### TESTO DELL'ESERCIZIO

▬▬▬▬▬▬▬▬▬▬

"Quando un albero è ferito, cresce attorno a quella ferita" Peter A. Levine

mercoledì 5 giugno 2013

L'ASCOLTO... QUESTO SCONOSCIUTO

Da alcuni anni incontro ragazzi adolescenti presso uno spazio d'ascolto all'interno di una realtà scolastica.
Ho incontrato ragazze e ragazzi molto diversi, che mi portavano le questioni più variegate: qualcuno veniva per la curiosità di incontrare una psicologa e vedere se era vero che avrebbe dovuto sdraiarsi sul 'lettino'., qualcuno portava la profonda difficoltà di separarsi dalla fidanzata o dal fidanzato, alla luce di un nuovo amore nascente, qualcun altro con estremo dolore mi portava la faticosa situazione familiare...il suo sentirsi schiacciato in un clima difficile, complicato, talvolta violento.. in cui crescere è ancora più difficile, oltre che rischioso.

Se penso a questa mia esperienza, in generale direi che ho incontrato ragazze e ragazzi tanto diversi ma allo stesso tempo tanto tanto soli. Non erano senza amici, ma piuttosto sembravano consapevoli che avere un amico non significa necessariamente sentirsi liberi di raccontargli qualunque cosa e credo proprio che uno dei punti in comune del bisogno portatomi dai ragazzi adolescenti che ho incontrato, fosse il desiderio, l'assoluto bisogno di 'essere ascoltati'.

Mi rendo conto che oggi la parola 'ascolto' è inflazionata, sembra che chiunque mastichi un po' di 'psicologhese' si possa dire esperto dell'ascolto.
Nell'ambito della mia formazione ho appreso che ascoltare non ha solo a che vedere con le orecchie...ascoltare significa essere in grado di cogliere lo stato d'animo dell'altro, il suo modo di vivere  e costruire la realtà, senza per questo giudicarlo, senza farlo sentire inappropriato, incapace, diverso, malato, normale, anormale, giusto o sbagliato, .....e questo non è facile, perché nel bene e nel male siamo tutti piuttosto abituati ad approcciarci agli altri attraverso il giudizio, che sia medico, personale, professionale, valoriale...
Con estrema facilità siamo pronti a dare ragione a qualcuno, torto a qualcun altro, a dire che un pensiero, uno stato d'animo è giusto, che un altro è sbagliato.

Creare uno spazio di ascolto efficace significa essere capace di porsi di fronte ad un'altra persona senza aspettative, senza dare per scontato alcunché, ma cercando di spostarsi da sé per cogliere il punto di vista dell'altro. Quando si riesce a fare questo, l'altra persona lo sente subito, sperimenta la libertà di mostrarsi e la fiducia di poterlo fare pienamente. Si tratta di un'esperienza preziosa, eppure oggi è anche estremamente rara, al punto che la fame di 'ascolto' è comune anche tra gli adulti.

▬▬▬▬▬▬▬▬▬▬

### MATERIALE ESTRATTO

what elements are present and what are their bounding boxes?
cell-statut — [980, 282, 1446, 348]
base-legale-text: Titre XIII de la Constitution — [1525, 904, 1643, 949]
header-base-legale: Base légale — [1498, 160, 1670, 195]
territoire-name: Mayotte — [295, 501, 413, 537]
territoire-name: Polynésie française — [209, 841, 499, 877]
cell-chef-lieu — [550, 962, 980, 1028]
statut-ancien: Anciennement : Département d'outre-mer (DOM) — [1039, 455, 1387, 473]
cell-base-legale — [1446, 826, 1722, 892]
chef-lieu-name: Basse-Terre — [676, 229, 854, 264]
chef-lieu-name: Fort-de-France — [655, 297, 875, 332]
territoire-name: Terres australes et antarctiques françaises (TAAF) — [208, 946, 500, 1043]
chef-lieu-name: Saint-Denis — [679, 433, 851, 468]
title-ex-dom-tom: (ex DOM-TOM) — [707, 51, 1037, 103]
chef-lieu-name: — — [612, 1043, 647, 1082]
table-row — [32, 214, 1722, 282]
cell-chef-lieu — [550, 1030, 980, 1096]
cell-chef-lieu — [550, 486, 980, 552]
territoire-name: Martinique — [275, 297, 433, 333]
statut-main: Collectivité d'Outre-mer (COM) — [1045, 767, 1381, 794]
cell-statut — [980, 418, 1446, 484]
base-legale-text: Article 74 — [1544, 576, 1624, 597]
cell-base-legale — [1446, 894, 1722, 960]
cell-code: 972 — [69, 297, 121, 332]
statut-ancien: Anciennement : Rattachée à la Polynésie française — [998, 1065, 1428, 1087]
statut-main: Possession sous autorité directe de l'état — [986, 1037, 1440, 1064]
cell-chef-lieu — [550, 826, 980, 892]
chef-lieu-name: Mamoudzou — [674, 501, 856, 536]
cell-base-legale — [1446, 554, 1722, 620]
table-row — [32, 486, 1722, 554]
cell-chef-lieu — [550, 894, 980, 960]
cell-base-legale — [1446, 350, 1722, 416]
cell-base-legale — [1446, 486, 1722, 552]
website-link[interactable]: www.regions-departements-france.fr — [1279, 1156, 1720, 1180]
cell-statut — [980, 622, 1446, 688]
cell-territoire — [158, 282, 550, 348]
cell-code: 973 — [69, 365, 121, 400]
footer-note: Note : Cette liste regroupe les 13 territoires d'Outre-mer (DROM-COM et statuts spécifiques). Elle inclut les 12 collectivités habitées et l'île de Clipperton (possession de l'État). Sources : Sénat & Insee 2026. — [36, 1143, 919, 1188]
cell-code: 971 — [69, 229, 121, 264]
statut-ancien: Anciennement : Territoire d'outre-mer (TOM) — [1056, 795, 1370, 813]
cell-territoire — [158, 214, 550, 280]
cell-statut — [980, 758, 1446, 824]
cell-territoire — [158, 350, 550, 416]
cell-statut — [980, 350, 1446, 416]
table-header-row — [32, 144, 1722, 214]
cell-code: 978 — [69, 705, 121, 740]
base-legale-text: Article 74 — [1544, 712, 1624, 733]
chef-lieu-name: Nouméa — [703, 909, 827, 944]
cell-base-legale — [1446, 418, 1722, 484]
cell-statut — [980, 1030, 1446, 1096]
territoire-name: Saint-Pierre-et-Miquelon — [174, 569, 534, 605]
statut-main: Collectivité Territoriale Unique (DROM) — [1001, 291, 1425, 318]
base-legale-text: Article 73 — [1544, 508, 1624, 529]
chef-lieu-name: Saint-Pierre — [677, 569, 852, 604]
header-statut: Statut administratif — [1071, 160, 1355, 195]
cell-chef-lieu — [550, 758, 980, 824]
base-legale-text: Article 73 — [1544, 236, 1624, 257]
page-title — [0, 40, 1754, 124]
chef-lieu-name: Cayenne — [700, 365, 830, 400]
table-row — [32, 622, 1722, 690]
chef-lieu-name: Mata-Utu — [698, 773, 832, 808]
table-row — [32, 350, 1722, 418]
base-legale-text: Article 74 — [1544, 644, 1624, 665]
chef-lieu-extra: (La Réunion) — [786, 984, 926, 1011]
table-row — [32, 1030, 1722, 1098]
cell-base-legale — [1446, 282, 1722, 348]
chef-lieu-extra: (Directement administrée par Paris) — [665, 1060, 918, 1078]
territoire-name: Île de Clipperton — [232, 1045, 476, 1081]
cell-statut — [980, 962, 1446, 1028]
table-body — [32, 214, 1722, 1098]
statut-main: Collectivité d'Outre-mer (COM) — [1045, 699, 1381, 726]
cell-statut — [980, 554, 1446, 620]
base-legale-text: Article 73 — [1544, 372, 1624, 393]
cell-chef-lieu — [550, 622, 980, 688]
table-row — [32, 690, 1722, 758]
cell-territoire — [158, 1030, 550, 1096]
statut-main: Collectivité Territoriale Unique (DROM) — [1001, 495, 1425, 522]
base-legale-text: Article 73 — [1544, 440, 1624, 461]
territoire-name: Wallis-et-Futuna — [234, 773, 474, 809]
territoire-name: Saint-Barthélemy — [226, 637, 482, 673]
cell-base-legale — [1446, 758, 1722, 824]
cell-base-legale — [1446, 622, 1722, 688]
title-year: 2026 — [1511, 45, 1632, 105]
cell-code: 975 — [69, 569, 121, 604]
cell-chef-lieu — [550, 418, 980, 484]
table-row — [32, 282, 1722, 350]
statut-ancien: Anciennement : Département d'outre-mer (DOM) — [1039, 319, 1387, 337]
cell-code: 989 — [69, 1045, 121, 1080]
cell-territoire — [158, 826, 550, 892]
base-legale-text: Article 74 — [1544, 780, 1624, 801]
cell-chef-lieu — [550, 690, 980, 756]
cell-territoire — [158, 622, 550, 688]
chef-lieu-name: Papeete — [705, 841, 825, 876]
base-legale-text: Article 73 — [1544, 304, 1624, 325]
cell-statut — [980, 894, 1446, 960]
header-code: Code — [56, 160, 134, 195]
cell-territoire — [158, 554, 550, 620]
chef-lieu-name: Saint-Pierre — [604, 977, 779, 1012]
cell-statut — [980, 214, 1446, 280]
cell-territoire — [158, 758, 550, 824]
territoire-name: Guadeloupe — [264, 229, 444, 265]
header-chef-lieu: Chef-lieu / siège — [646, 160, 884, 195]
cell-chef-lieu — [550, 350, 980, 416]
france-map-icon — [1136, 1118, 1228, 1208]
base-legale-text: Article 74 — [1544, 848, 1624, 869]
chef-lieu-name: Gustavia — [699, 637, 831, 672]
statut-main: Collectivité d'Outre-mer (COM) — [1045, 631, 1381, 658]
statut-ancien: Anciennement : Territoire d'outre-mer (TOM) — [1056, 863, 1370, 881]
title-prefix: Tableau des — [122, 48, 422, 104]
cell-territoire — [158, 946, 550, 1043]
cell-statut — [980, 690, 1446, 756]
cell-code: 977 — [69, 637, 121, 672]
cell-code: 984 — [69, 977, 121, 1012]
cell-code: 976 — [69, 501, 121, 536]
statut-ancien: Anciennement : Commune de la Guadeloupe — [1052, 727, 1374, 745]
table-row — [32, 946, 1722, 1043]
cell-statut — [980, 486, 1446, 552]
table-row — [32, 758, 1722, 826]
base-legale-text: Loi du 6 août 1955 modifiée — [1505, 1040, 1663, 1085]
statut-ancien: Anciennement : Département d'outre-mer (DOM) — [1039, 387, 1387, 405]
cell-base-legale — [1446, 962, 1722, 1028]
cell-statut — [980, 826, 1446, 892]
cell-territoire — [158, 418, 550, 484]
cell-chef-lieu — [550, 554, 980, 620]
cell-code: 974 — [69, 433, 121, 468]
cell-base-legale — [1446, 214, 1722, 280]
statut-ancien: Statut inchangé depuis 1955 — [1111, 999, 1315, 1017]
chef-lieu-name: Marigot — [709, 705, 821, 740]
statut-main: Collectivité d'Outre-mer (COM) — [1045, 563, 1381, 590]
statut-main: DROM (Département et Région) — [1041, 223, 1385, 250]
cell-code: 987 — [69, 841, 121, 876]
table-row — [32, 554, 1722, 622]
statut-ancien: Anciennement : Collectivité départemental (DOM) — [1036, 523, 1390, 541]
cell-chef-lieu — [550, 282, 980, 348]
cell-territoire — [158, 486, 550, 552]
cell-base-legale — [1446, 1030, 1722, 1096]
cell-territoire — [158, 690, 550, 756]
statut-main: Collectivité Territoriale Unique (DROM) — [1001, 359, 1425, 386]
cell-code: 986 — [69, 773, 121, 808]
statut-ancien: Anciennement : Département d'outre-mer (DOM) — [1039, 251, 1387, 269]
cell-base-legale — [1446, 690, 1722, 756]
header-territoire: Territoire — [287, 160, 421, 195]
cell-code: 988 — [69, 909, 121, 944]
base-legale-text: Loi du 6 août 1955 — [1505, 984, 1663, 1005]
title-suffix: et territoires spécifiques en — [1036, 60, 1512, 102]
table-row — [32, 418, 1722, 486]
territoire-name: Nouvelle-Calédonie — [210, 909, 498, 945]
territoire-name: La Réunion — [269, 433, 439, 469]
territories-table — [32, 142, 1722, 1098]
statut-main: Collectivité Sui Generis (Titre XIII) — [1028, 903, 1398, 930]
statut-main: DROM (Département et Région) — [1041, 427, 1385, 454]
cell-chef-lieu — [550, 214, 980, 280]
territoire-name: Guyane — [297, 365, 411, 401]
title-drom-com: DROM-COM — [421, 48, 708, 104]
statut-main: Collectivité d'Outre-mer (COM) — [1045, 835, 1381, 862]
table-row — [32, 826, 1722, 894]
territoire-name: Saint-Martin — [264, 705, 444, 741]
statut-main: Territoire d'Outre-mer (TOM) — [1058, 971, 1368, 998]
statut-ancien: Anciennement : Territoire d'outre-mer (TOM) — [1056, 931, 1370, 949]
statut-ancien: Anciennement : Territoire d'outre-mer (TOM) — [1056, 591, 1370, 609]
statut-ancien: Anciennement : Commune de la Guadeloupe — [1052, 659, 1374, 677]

▬▬▬▬▬▬▬▬▬▬

### ESPLORA IL MATERIALE
[1] Trascrivi il passo del testo sull'ascolto che comincia con "Nell'ambito della mia" e prosegue fino a "altro è sbagliato.", cambiando "giudizio" in "pregiudizio".
[2] Continua il testo sull'ascolto dopo la sua ultima frase.

### RISPOSTE SCRITTE
[1]
Nell'ambito della mia formazione ho appreso che ascoltare non ha solo a che vedere con le orecchie...ascoltare significa essere in grado di cogliere lo stato d'animo dell'altro, il suo modo di vivere  e costruire la realtà, senza per questo giudicarlo, senza farlo sentire inappropriato, incapace, diverso, malato, normale, anormale, giusto o sbagliato, .....e questo non è facile, perché nel bene e nel male siamo tutti piuttosto abituati ad approcciarci agli altri attraverso il pregiudizio, che sia medico, personale, professionale, valoriale...
Con estrema facilità siamo pronti a dare ragione a qualcuno, torto a qualcun altro, a dire che un pensiero, uno stato d'animo è giusto, che un altro è sbagliato.

[2]
Per quanto la vita oggi sia piena di mille parole, dette di persona, al telefono, scritte in chat, via sms, mail, twit, poke..o altro ancora...  talvolta la sensazione è quella di un rumore di sottofondo, una specie di ronzio che riempie ogni spazio vuoto, ma che non coglie mai nel segno, che resta in superficie.

Nelle relazioni che costruisco nello studio dove ricevo i clienti  scopro continuamente il potere dell'incontro autentico, dove l'uno si porta e l'altro lo accoglie e lo coglie.... e già questo, talvolta anche solo questo è terapeutico, perché facilita nell'altro un primo cambiamento, che deriva dal sentirsi visto veramente e dal sentirsi accolto per come è, a volte... per la prima volta dopo tanto tempo.

Spesso con un adolescente in difficoltà, è sufficiente un simile contatto, un tale incontro perché egli 'si ritrovi' e quanto è prezioso quel momento nella prevenzione di future derive e problematiche, nel prevenire aggravamenti, esordi sintomatologici, agiti autolesivi o eterolesivi.

L'ascolto profondo e non giudicante è nemico dell'isolamento e dell'alienazione, ma prima di ascoltare qualcuno che ha bisogno chiediamoci quanto siamo capaci e disposti ad ascoltare noi stessi senza pregiudizio e aspettative... è sempre un ottimo esercizio che risponde ad un monito vecchio come il monto, ovvero: 'medico, cura te stesso'... aggiungerei 'come prima cosa!'.